TEXT BLOCK below:

The SF-36, which was previously validated in patients with T2D [27], is a 36-item multipurpose survey that evaluates eight fields of life, which are further grouped into the physical component summary (PCS) and the mental component summary (MCS) [28]. These aggregated scores are converted into norm-based scores (mean, 50; SD, 10), with higher scores indicating a more favourable physical functioning and psychological well-being [28].
Other Measurements
At baseline and every 4 months thereafter, PA volume, LPA, MVPA and SED-time were measured using an accelerometer (MyWellness Key, Technogym, Cesena, Italy) and a daily diary for non-accelerometer recordable activities.
At the same time points, the modifiable cardiovascular risk factors BMI, waist circumference, fasting plasma glucose; glycated haemoglobin (HbA1c); triglycerides; total, HDL and LDL cholesterol; systolic and diastolic BP; and high-sensitivity C-reactive protein were assessed using standard methods, and coronary heart disease (CHD) and stroke 10-year risk scores were calculated using the United Kingdom Prospective Diabetes Study (UKPDS) risk engine.
At baseline and every year thereafter, participants were evaluated for physical fitness by assessing cardiorespiratory fitness (as maximal oxygen uptake, VO2max), strength and flexibility by maximal treadmill exercise test, isometric test and bending test, respectively.
Statistical Analysis
Sample size calculation for the primary endpoint has been reported elsewhere [23].
The nonparametric Mann–Whitney test was utilized for between-group comparisons of baseline measures, as appropriate. Frequency (n) and percentage (%) of participants in the two groups presenting at each time point with the WHO-5 score indicating optimal or suboptimal well-being or likely depression were compared using Pearson’s χ2 test.
The superiority of the intervention versus standard care on psychological well-being and health-related QoL was assessed by mixed models for repeated measures in the whole cohort and in participants stratified by age (< 65 and ≥ 65 years) and gender. The overall estimated scores for WHO-5, PCS, MCS and individual SF-36 domains during the 3-year follow-up were assessed by contrasts generated from mixed models, and results are expressed as estimated mean difference and 95% Wald confidence interval (CI). Models for repeated measures with an autoregressive correlation type matrix make an assumption of missing at random and account for both missingness at random and potential correlation within participants, as they allow evaluating all individuals, including those with incomplete data [23]. In addition, score changes detected in the 50 individuals (49 from the INT and one from the CON group) who became physically active, i.e., accumulated ≥ 150 min·wk−1 of MVPA throughout the 3-year period, were compared with those in the remaining 250 participants by mixed models for repeated measures.

End of TEXT BLOCK.
ENTRIES PROVIDED below:

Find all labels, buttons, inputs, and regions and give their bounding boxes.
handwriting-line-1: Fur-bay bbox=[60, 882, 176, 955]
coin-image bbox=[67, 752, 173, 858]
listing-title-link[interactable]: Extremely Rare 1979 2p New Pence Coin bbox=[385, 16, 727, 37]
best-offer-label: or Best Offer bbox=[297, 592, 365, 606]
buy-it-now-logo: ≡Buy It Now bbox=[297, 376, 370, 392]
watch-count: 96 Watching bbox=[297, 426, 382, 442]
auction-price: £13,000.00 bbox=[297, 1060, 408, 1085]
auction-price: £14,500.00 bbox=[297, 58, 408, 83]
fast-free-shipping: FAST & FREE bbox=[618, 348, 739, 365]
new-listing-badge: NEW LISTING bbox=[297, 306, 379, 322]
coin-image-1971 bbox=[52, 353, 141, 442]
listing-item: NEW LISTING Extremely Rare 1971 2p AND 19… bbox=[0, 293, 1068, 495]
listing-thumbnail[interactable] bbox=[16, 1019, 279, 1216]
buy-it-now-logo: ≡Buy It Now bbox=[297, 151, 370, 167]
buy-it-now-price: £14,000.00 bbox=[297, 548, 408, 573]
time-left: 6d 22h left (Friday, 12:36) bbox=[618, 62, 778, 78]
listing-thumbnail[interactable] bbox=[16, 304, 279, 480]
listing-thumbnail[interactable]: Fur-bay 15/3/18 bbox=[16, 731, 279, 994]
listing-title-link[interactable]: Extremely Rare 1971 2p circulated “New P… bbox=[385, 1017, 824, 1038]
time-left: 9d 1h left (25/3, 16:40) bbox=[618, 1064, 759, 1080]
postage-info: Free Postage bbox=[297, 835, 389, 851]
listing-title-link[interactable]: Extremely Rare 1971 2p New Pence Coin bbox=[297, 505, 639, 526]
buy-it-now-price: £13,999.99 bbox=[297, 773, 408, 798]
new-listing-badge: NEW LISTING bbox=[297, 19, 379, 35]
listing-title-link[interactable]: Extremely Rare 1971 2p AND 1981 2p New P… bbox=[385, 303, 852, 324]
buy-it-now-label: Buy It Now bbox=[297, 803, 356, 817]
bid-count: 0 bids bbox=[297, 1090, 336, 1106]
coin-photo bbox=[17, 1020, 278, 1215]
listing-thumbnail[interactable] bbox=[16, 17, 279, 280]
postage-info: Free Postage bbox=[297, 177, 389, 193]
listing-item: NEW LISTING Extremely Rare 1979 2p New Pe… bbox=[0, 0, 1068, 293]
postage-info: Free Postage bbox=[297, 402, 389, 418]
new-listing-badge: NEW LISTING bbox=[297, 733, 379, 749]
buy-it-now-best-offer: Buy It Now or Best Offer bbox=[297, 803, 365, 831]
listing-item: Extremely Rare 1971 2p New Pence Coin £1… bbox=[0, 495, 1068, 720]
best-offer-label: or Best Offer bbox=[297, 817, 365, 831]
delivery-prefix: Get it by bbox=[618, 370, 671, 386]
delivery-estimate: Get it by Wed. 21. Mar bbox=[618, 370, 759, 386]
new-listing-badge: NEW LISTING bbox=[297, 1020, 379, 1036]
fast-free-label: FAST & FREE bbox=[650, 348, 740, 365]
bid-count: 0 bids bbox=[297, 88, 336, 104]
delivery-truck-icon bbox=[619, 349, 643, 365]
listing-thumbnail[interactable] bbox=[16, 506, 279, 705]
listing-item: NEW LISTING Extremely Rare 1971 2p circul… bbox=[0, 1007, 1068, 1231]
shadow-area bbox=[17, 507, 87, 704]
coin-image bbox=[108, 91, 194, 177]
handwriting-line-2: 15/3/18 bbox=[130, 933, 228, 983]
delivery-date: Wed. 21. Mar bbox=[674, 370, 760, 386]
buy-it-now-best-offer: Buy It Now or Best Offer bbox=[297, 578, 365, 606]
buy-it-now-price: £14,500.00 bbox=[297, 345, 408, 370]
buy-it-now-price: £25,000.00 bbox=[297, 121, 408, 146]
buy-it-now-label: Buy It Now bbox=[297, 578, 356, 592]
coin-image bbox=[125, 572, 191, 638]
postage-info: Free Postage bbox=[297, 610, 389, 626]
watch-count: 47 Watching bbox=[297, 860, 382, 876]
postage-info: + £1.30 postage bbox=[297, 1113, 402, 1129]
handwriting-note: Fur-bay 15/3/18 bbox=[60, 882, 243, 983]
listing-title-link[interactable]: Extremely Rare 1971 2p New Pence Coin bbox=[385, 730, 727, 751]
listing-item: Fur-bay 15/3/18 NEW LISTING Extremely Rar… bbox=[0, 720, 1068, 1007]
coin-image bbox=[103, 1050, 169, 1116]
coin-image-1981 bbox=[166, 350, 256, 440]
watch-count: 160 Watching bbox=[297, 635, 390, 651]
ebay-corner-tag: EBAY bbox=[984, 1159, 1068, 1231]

End of ENTRIES PROVIDED.

*WORK TO COMPLETE*
Extend the text on the trial's methods, picking up after its final sentence. The items play no part in the work on this page.

*EXERCISE RESULT*
Linear regression analyses were applied to assess the independent correlates of baseline to end-of-study changes in WHO-5, PCS and MCS scores. Age, gender, baseline value of each score and either baseline levels (Model 1) or baseline to end-of-study changes (Model 2) of BMI, HbA1c, systolic BP and either physical fitness (VO2max and lower body muscle strength) or activity (PA volume and SED-time) parameters were included as covariates in the regression models. Logistic regression analysis was applied to assess the independent correlates of likely depression (WHO-5 scores ≤ 28) using the covariates indicated above.
All P values < 0.05 were considered statistically significant. Statistical analyses were performed using SAS software release 9.4 (Cary, NC, USA) and R version 4.0.0.
Results
A total of 449 patients were assessed for eligibility from October 2012 to February 2014 in the three centres and, after excluding 149 patients for various reasons, the remaining 300 were randomized to CON or INT group (n = 150 each) (Fig. 1). The baseline features of study participants have been reported elsewhere [23].
As previously reported [23], the percentages of session attendance and study completion were > 90% and 89%, respectively, and adverse events did not differ between groups and were unrelated to PA. The number of participants who filled in the questionnaires is shown in Fig. 1.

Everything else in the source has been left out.